#### [TO DO]
Only the number is wanted: how many lines of these entries contain the word "Podstawowej"?

** START RECORD LIST **

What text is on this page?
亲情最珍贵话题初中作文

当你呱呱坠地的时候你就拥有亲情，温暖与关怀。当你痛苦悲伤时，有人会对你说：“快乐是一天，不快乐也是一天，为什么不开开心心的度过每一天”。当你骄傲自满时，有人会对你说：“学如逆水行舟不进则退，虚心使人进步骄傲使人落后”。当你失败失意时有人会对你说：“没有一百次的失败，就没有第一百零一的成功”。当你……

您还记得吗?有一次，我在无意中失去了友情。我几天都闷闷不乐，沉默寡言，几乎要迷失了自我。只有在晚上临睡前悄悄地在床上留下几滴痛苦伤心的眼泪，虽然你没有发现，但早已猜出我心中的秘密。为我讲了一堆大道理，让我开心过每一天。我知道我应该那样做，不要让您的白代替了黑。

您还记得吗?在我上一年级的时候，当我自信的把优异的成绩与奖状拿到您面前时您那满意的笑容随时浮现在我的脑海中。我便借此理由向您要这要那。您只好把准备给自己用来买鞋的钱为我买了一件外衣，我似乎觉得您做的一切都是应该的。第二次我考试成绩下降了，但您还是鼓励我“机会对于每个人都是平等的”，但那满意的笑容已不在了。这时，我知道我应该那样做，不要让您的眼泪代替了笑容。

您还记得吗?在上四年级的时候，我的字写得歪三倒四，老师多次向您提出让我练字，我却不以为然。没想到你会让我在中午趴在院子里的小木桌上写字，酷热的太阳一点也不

** END RECORD LIST **
** START RECORD LIST **

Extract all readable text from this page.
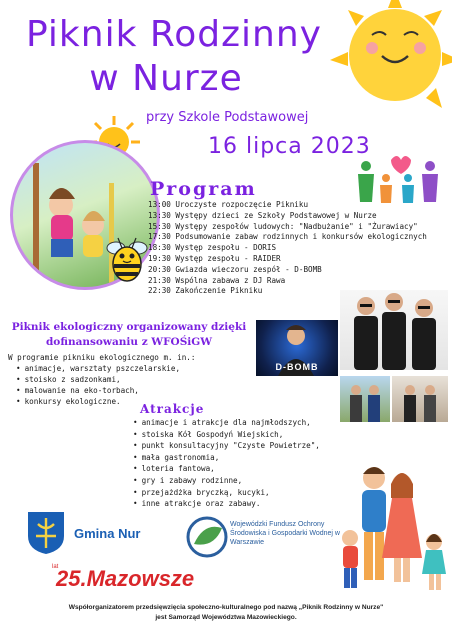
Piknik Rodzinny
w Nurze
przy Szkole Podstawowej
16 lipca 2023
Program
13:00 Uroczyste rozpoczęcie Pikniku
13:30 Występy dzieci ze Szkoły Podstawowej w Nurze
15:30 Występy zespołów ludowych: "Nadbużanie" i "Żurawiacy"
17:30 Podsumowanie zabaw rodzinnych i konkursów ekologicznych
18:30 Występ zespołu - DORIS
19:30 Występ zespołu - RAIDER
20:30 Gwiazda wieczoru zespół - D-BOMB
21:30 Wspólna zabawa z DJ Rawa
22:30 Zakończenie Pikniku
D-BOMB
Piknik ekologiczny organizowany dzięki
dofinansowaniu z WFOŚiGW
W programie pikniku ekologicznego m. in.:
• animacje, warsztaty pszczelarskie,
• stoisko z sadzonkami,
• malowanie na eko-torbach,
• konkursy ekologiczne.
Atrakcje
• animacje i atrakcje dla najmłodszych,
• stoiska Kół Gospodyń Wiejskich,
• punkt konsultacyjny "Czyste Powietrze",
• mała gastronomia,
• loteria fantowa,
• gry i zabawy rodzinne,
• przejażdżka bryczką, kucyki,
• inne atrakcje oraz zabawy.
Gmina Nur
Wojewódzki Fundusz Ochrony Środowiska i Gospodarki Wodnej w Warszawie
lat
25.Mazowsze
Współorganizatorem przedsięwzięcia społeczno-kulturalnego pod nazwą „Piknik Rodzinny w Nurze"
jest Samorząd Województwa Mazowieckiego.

** END RECORD LIST **
** START RECORD LIST **

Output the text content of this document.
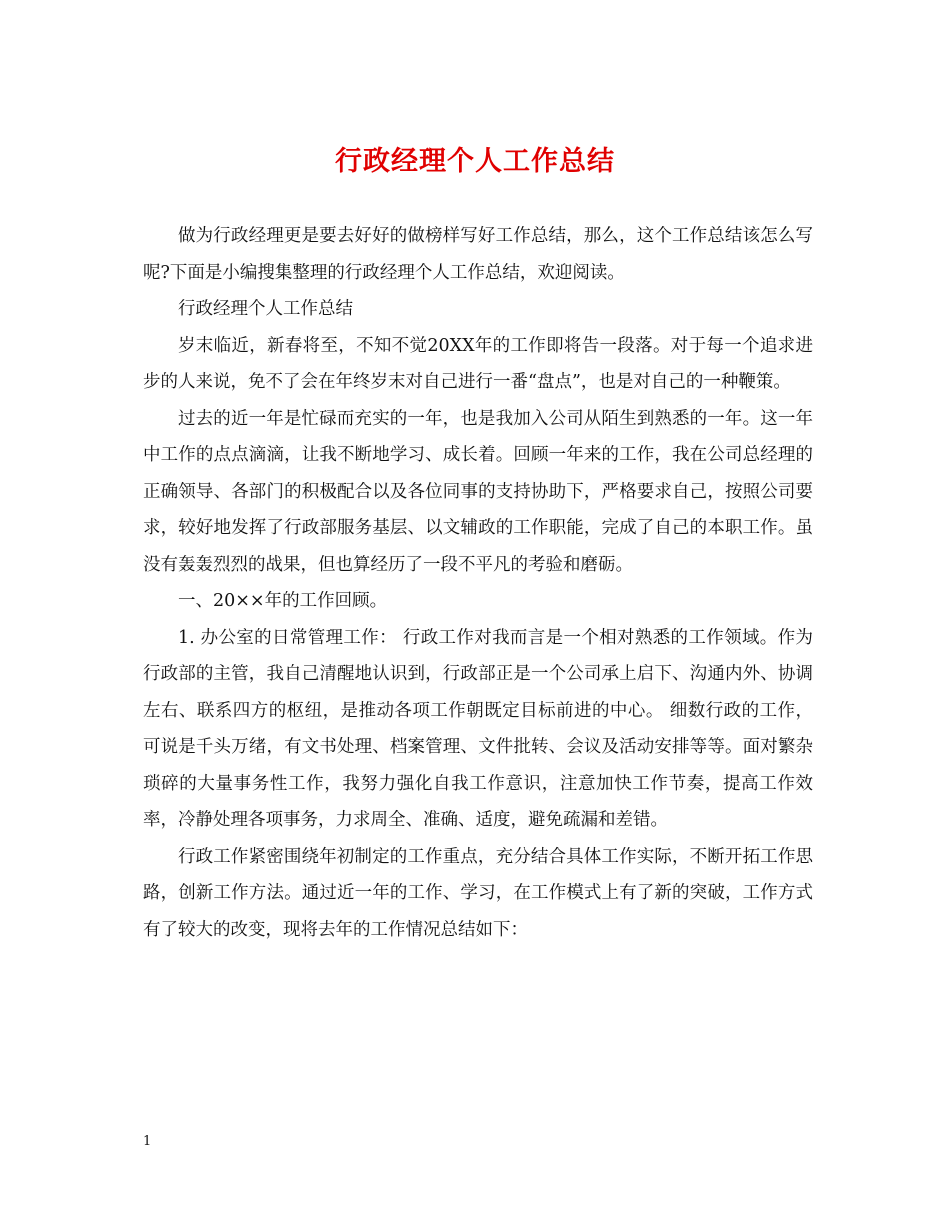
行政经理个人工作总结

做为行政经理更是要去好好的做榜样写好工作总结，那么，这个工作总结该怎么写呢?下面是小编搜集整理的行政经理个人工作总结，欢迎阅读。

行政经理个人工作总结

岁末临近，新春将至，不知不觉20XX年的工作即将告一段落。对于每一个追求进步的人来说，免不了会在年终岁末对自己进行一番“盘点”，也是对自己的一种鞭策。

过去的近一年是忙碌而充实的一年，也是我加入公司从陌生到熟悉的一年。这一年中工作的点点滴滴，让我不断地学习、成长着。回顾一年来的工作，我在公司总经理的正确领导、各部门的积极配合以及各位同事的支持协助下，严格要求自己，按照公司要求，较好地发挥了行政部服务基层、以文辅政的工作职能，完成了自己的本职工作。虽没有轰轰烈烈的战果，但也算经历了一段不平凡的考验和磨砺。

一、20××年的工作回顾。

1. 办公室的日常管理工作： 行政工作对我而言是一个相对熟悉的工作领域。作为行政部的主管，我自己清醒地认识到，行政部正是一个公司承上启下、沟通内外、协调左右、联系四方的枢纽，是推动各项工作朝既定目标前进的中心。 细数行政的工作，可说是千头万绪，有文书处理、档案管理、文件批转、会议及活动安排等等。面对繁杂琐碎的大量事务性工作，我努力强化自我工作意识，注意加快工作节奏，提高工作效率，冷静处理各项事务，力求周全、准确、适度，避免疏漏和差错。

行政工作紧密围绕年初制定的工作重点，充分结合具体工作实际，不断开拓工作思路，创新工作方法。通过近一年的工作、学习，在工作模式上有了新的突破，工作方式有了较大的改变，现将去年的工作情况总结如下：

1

** END RECORD LIST **

#### [OUTPUT OF THE EXERCISE]
2